[start]

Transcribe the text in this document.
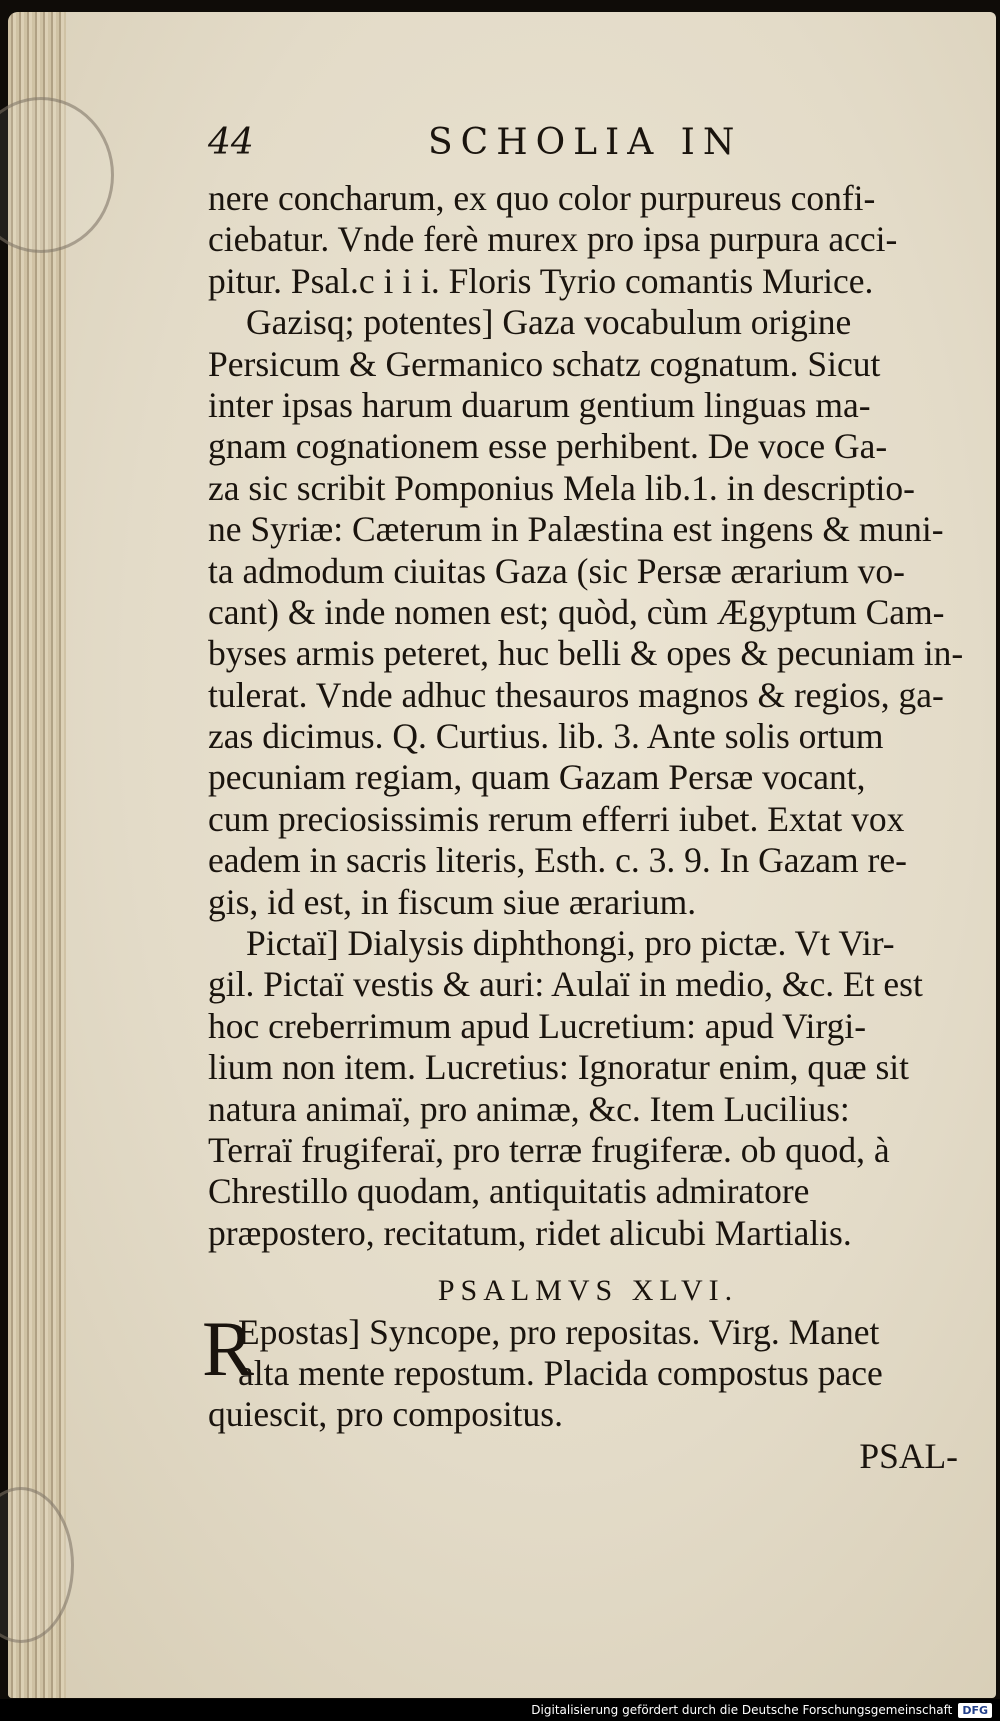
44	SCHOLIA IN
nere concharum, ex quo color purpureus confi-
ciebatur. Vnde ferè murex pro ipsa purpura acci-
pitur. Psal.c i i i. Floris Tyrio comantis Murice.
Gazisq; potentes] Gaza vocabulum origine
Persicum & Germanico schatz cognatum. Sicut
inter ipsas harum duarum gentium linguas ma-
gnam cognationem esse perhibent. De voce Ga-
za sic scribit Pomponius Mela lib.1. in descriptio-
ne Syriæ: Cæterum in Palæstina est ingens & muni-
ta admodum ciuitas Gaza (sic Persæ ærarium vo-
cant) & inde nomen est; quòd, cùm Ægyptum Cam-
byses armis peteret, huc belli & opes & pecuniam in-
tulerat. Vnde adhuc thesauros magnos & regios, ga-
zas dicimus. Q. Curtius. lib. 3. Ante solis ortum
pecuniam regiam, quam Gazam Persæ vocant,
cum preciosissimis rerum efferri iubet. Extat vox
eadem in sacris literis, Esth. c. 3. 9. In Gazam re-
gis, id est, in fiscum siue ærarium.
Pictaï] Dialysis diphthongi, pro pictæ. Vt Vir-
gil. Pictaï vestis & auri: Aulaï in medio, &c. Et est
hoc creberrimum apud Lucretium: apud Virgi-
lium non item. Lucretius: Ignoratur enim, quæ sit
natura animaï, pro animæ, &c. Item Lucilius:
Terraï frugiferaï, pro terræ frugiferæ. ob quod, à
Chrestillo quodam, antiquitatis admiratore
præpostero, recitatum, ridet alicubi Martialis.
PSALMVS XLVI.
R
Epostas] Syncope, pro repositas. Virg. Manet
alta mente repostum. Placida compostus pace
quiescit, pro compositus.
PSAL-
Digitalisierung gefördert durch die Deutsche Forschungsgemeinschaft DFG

[end]

● **Objective**:
Set the data above down again exactly as given, with no pictures.

● **Complete answer**:
Transcribe the text in this document.
44	SCHOLIA IN
nere concharum, ex quo color purpureus confi-
ciebatur. Vnde ferè murex pro ipsa purpura acci-
pitur. Psal.c i i i. Floris Tyrio comantis Murice.
Gazisq; potentes] Gaza vocabulum origine
Persicum & Germanico schatz cognatum. Sicut
inter ipsas harum duarum gentium linguas ma-
gnam cognationem esse perhibent. De voce Ga-
za sic scribit Pomponius Mela lib.1. in descriptio-
ne Syriæ: Cæterum in Palæstina est ingens & muni-
ta admodum ciuitas Gaza (sic Persæ ærarium vo-
cant) & inde nomen est; quòd, cùm Ægyptum Cam-
byses armis peteret, huc belli & opes & pecuniam in-
tulerat. Vnde adhuc thesauros magnos & regios, ga-
zas dicimus. Q. Curtius. lib. 3. Ante solis ortum
pecuniam regiam, quam Gazam Persæ vocant,
cum preciosissimis rerum efferri iubet. Extat vox
eadem in sacris literis, Esth. c. 3. 9. In Gazam re-
gis, id est, in fiscum siue ærarium.
Pictaï] Dialysis diphthongi, pro pictæ. Vt Vir-
gil. Pictaï vestis & auri: Aulaï in medio, &c. Et est
hoc creberrimum apud Lucretium: apud Virgi-
lium non item. Lucretius: Ignoratur enim, quæ sit
natura animaï, pro animæ, &c. Item Lucilius:
Terraï frugiferaï, pro terræ frugiferæ. ob quod, à
Chrestillo quodam, antiquitatis admiratore
præpostero, recitatum, ridet alicubi Martialis.
PSALMVS XLVI.
R
Epostas] Syncope, pro repositas. Virg. Manet
alta mente repostum. Placida compostus pace
quiescit, pro compositus.
PSAL-
Digitalisierung gefördert durch die Deutsche Forschungsgemeinschaft DFG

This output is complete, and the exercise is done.